# Exercise requirements:
Write out the full set of records below exactly.

○ ○ ○ ○ ○

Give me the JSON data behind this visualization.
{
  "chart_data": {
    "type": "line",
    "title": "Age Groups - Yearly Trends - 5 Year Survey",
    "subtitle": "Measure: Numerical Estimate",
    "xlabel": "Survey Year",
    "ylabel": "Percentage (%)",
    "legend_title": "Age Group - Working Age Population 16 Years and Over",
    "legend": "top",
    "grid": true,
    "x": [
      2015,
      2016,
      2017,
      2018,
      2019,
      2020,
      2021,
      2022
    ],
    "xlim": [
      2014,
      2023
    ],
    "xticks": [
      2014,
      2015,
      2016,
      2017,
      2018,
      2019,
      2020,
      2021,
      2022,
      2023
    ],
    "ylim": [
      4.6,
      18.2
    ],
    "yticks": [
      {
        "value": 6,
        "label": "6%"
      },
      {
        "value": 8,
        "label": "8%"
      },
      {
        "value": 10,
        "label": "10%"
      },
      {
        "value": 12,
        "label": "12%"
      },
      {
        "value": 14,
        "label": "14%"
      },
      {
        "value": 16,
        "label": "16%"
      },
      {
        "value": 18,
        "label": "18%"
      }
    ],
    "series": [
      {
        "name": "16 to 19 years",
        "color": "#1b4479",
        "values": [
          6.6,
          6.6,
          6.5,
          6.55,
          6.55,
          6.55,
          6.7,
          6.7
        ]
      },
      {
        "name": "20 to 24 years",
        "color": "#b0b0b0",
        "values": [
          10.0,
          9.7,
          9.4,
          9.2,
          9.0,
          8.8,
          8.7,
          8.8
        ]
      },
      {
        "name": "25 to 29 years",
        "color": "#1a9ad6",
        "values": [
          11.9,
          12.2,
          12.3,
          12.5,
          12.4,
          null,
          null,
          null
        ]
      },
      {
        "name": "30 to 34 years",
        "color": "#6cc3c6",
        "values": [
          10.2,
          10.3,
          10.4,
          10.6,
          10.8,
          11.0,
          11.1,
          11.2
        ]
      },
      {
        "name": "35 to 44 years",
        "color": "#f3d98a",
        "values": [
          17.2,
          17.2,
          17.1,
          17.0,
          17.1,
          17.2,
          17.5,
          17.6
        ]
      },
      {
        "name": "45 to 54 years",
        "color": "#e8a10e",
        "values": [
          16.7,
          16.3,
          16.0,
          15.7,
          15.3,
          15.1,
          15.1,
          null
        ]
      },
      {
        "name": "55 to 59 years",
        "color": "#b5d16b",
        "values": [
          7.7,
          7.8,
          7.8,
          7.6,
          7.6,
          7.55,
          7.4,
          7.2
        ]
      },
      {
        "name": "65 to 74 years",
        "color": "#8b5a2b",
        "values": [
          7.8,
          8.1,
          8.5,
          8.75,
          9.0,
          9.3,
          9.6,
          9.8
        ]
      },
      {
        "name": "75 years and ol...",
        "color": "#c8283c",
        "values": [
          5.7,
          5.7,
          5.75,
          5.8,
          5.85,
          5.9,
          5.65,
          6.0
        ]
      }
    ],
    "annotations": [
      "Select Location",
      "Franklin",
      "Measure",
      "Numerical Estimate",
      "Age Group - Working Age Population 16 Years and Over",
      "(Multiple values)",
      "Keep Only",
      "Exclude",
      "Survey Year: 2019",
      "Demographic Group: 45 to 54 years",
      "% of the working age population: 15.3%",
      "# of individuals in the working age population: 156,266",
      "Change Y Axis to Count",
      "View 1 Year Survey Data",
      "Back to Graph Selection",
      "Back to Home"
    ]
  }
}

○ ○ ○ ○ ○

# Answer to this problem:
Give me the JSON data behind this visualization.
{
  "chart_data": {
    "type": "line",
    "title": "Age Groups - Yearly Trends - 5 Year Survey",
    "subtitle": "Measure: Numerical Estimate",
    "xlabel": "Survey Year",
    "ylabel": "Percentage (%)",
    "legend_title": "Age Group - Working Age Population 16 Years and Over",
    "legend": "top",
    "grid": true,
    "x": [
      2015,
      2016,
      2017,
      2018,
      2019,
      2020,
      2021,
      2022
    ],
    "xlim": [
      2014,
      2023
    ],
    "xticks": [
      2014,
      2015,
      2016,
      2017,
      2018,
      2019,
      2020,
      2021,
      2022,
      2023
    ],
    "ylim": [
      4.6,
      18.2
    ],
    "yticks": [
      {
        "value": 6,
        "label": "6%"
      },
      {
        "value": 8,
        "label": "8%"
      },
      {
        "value": 10,
        "label": "10%"
      },
      {
        "value": 12,
        "label": "12%"
      },
      {
        "value": 14,
        "label": "14%"
      },
      {
        "value": 16,
        "label": "16%"
      },
      {
        "value": 18,
        "label": "18%"
      }
    ],
    "series": [
      {
        "name": "16 to 19 years",
        "color": "#1b4479",
        "values": [
          6.6,
          6.6,
          6.5,
          6.55,
          6.55,
          6.55,
          6.7,
          6.7
        ]
      },
      {
        "name": "20 to 24 years",
        "color": "#b0b0b0",
        "values": [
          10.0,
          9.7,
          9.4,
          9.2,
          9.0,
          8.8,
          8.7,
          8.8
        ]
      },
      {
        "name": "25 to 29 years",
        "color": "#1a9ad6",
        "values": [
          11.9,
          12.2,
          12.3,
          12.5,
          12.4,
          null,
          null,
          null
        ]
      },
      {
        "name": "30 to 34 years",
        "color": "#6cc3c6",
        "values": [
          10.2,
          10.3,
          10.4,
          10.6,
          10.8,
          11.0,
          11.1,
          11.2
        ]
      },
      {
        "name": "35 to 44 years",
        "color": "#f3d98a",
        "values": [
          17.2,
          17.2,
          17.1,
          17.0,
          17.1,
          17.2,
          17.5,
          17.6
        ]
      },
      {
        "name": "45 to 54 years",
        "color": "#e8a10e",
        "values": [
          16.7,
          16.3,
          16.0,
          15.7,
          15.3,
          15.1,
          15.1,
          null
        ]
      },
      {
        "name": "55 to 59 years",
        "color": "#b5d16b",
        "values": [
          7.7,
          7.8,
          7.8,
          7.6,
          7.6,
          7.55,
          7.4,
          7.2
        ]
      },
      {
        "name": "65 to 74 years",
        "color": "#8b5a2b",
        "values": [
          7.8,
          8.1,
          8.5,
          8.75,
          9.0,
          9.3,
          9.6,
          9.8
        ]
      },
      {
        "name": "75 years and ol...",
        "color": "#c8283c",
        "values": [
          5.7,
          5.7,
          5.75,
          5.8,
          5.85,
          5.9,
          5.65,
          6.0
        ]
      }
    ],
    "annotations": [
      "Select Location",
      "Franklin",
      "Measure",
      "Numerical Estimate",
      "Age Group - Working Age Population 16 Years and Over",
      "(Multiple values)",
      "Keep Only",
      "Exclude",
      "Survey Year: 2019",
      "Demographic Group: 45 to 54 years",
      "% of the working age population: 15.3%",
      "# of individuals in the working age population: 156,266",
      "Change Y Axis to Count",
      "View 1 Year Survey Data",
      "Back to Graph Selection",
      "Back to Home"
    ]
  }
}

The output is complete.